-- Begin Data listing --

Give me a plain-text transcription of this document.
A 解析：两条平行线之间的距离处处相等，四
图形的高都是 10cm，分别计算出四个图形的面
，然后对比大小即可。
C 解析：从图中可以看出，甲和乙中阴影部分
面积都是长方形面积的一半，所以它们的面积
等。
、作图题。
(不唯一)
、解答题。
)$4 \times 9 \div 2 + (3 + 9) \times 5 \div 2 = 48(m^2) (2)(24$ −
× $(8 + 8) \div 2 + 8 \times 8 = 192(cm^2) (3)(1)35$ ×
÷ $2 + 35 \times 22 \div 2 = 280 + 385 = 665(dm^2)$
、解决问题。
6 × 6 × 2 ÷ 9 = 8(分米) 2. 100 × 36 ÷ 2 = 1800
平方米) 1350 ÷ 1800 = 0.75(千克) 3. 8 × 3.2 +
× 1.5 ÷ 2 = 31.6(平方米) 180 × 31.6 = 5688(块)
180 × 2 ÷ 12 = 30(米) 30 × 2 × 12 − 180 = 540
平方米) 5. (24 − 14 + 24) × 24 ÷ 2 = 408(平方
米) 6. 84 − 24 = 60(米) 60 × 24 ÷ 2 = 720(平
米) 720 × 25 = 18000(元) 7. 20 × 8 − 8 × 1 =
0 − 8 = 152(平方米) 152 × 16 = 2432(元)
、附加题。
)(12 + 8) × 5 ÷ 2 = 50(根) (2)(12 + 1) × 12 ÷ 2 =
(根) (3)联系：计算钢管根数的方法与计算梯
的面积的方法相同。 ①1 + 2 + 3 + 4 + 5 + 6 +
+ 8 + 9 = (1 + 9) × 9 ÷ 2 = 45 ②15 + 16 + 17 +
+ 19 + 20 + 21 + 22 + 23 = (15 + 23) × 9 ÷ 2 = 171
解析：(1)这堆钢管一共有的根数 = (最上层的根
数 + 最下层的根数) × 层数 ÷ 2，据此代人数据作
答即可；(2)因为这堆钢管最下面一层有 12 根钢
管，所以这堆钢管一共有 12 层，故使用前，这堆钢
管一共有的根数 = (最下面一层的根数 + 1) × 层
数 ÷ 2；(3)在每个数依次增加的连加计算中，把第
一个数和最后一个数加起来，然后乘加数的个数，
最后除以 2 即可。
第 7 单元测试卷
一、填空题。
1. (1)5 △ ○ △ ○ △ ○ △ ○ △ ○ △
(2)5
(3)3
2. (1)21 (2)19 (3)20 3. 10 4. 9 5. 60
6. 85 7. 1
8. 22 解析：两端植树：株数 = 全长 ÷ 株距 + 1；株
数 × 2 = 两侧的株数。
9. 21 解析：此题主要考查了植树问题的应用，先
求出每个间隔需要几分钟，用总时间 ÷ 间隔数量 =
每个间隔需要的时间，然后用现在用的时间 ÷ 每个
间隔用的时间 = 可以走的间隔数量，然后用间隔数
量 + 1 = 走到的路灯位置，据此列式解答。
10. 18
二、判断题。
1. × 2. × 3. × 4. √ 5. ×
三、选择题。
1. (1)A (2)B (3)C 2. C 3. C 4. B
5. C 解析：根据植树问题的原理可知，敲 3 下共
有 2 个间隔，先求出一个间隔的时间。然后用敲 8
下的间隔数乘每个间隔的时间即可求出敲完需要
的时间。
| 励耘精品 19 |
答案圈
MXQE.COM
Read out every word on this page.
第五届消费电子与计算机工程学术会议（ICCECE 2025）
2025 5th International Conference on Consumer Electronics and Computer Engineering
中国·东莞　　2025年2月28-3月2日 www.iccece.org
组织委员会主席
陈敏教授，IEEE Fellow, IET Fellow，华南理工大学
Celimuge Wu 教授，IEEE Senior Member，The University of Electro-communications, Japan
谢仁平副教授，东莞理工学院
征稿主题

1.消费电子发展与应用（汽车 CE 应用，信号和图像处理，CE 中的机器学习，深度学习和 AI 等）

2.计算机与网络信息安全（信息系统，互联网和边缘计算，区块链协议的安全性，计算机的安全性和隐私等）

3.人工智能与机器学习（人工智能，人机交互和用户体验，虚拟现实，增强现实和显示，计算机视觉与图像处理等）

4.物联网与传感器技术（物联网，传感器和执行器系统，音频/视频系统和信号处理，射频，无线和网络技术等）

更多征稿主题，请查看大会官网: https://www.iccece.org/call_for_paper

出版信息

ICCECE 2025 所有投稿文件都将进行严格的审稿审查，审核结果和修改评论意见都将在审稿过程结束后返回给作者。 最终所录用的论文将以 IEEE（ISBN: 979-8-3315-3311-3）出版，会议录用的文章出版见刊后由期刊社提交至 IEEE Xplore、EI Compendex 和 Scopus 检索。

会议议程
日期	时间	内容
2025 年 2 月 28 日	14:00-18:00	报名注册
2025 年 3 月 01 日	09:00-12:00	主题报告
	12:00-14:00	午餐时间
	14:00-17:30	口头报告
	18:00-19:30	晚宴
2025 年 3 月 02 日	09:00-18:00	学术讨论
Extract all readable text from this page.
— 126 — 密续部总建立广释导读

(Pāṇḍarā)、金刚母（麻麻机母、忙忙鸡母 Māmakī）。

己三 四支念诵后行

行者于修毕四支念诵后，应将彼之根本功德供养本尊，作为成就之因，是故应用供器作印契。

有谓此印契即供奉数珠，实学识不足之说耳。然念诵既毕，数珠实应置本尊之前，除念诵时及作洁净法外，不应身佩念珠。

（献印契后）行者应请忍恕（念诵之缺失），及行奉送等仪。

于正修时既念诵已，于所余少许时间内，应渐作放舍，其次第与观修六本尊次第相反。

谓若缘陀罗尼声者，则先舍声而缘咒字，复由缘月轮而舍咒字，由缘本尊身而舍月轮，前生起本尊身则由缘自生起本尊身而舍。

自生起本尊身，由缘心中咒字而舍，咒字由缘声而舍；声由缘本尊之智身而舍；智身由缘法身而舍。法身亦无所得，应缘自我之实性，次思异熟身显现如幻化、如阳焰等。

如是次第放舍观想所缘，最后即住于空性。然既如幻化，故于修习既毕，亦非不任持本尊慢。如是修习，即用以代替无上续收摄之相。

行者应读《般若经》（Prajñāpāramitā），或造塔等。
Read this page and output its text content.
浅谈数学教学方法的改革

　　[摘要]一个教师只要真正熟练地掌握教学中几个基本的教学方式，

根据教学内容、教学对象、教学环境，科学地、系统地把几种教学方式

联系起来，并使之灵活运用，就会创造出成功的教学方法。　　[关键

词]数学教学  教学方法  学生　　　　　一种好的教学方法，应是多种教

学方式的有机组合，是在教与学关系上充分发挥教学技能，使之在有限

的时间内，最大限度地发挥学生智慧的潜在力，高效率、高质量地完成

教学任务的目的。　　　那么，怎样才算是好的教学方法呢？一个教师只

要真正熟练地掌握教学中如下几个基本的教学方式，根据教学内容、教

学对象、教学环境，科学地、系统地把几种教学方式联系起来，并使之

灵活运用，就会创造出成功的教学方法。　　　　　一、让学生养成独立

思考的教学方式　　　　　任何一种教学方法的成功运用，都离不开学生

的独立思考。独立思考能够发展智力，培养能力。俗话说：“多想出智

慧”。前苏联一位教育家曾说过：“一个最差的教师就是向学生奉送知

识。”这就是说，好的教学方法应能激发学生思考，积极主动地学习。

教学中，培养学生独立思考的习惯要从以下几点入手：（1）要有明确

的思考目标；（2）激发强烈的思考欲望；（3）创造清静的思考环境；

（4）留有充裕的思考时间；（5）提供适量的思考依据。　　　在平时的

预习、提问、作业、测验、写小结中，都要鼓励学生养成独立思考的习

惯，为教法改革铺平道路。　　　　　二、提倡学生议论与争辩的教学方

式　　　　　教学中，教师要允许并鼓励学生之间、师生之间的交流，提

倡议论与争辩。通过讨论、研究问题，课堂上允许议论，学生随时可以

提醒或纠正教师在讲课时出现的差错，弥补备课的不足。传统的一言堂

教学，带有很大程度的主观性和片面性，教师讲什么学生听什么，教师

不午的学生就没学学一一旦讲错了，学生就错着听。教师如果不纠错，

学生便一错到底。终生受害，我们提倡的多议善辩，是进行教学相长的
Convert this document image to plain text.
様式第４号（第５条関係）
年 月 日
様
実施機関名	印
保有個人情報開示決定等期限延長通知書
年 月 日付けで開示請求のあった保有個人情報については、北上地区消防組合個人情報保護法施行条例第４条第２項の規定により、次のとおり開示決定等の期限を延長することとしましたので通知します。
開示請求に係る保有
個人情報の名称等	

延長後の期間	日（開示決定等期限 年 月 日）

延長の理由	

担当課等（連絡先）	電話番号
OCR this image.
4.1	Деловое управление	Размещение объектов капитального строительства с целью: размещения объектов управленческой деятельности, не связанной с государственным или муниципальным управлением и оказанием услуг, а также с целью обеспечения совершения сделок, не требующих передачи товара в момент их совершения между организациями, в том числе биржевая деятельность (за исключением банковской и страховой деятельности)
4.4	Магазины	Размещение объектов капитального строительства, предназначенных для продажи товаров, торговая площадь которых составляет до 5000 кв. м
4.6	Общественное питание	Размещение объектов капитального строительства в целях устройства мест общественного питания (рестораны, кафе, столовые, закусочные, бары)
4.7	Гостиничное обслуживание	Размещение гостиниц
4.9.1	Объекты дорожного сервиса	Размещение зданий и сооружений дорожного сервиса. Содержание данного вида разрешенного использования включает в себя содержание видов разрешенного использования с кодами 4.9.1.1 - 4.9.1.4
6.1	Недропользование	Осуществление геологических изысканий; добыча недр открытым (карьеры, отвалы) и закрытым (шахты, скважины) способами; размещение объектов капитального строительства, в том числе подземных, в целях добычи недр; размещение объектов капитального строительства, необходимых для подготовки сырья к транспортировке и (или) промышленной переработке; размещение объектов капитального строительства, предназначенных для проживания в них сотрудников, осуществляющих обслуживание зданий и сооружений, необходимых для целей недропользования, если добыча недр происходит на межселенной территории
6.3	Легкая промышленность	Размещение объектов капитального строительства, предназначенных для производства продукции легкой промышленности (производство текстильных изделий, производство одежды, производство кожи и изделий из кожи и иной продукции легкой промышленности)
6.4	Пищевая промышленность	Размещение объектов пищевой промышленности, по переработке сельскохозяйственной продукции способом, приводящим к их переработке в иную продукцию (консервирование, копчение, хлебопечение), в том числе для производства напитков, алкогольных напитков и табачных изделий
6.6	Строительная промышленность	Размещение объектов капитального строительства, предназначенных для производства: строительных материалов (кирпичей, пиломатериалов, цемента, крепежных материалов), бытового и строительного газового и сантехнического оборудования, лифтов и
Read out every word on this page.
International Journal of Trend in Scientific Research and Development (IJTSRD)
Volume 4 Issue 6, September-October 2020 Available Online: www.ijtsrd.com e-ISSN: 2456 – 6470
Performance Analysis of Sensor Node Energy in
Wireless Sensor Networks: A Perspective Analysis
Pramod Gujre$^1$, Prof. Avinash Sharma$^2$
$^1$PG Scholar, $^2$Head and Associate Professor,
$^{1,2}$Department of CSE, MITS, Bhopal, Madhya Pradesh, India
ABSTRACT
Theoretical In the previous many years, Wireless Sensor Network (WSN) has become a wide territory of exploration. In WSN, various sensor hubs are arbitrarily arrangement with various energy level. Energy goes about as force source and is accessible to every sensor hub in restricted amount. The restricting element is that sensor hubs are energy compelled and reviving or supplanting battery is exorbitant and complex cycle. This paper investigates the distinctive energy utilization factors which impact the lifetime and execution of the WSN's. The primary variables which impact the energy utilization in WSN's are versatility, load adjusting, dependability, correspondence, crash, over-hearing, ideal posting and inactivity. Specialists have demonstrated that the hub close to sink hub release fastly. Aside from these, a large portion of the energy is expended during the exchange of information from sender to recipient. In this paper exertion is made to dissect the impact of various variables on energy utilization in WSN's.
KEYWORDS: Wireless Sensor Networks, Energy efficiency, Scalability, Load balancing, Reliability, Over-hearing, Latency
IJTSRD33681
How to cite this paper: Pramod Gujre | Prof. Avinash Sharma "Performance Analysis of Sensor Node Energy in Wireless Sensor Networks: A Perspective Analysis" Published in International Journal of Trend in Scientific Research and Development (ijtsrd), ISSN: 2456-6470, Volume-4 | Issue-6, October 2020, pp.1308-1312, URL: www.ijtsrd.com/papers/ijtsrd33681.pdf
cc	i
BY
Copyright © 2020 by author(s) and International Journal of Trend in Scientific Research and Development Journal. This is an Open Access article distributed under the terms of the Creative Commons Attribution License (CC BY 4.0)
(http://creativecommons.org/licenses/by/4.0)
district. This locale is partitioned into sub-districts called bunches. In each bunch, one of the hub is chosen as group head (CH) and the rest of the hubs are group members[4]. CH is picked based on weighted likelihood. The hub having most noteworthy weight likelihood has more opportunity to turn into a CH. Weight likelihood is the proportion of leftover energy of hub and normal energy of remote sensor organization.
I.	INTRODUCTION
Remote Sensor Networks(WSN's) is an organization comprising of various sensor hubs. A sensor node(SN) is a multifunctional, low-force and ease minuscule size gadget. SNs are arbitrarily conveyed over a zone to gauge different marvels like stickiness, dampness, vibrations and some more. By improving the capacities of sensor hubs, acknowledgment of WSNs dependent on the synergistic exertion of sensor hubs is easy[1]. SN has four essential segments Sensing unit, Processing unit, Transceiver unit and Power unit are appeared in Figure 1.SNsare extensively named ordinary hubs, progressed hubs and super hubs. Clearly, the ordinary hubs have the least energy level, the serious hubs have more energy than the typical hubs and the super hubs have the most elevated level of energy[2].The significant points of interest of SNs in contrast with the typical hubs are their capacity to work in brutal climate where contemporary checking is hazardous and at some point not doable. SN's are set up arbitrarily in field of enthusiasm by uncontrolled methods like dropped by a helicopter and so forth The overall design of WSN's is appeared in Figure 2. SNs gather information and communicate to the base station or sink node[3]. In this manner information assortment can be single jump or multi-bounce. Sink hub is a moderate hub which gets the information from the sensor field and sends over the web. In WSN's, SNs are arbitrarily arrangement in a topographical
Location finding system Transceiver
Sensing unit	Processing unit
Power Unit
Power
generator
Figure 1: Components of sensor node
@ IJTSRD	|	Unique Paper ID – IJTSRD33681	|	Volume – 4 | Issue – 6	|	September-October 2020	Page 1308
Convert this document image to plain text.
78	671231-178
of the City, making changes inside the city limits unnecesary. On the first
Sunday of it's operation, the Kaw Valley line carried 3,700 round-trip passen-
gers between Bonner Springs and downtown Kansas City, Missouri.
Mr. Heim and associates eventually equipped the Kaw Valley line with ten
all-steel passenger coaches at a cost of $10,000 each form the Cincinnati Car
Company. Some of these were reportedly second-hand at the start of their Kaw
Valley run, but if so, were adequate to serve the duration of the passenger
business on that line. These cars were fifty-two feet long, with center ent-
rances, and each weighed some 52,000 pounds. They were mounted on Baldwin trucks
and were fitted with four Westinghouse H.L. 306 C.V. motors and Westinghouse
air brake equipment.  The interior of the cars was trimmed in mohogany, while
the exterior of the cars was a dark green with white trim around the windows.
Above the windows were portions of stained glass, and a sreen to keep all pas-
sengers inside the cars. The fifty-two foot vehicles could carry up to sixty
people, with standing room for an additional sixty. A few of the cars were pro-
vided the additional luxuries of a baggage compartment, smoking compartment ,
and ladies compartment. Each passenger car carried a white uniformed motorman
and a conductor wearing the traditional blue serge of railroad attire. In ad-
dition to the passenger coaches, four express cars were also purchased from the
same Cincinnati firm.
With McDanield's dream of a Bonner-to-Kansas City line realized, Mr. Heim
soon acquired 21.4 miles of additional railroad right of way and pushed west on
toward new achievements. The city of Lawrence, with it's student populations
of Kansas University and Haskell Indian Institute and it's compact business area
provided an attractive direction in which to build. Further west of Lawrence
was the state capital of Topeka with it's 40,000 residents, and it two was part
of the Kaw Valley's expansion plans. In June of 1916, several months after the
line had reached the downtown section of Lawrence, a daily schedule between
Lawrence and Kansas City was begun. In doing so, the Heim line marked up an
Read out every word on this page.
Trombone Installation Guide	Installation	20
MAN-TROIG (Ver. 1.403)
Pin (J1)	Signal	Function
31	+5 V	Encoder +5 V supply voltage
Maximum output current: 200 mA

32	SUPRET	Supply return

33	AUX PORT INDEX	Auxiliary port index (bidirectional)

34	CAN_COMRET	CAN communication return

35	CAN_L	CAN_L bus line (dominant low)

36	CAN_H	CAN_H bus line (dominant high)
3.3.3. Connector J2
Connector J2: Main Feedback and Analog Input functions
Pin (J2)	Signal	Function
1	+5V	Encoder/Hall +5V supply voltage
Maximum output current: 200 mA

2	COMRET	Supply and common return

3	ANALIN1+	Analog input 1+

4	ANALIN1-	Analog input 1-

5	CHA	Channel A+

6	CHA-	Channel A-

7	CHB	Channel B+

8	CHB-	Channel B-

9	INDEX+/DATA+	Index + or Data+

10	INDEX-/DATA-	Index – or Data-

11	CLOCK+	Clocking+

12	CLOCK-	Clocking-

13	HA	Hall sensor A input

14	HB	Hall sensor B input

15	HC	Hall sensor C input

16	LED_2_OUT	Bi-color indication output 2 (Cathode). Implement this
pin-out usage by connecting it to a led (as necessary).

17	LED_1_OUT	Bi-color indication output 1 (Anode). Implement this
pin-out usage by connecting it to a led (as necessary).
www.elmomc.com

-- End Data listing --

Exercise directions:
Tally up the lines holding the string "coaches" in this listing, and report the total alone.

Reply:
2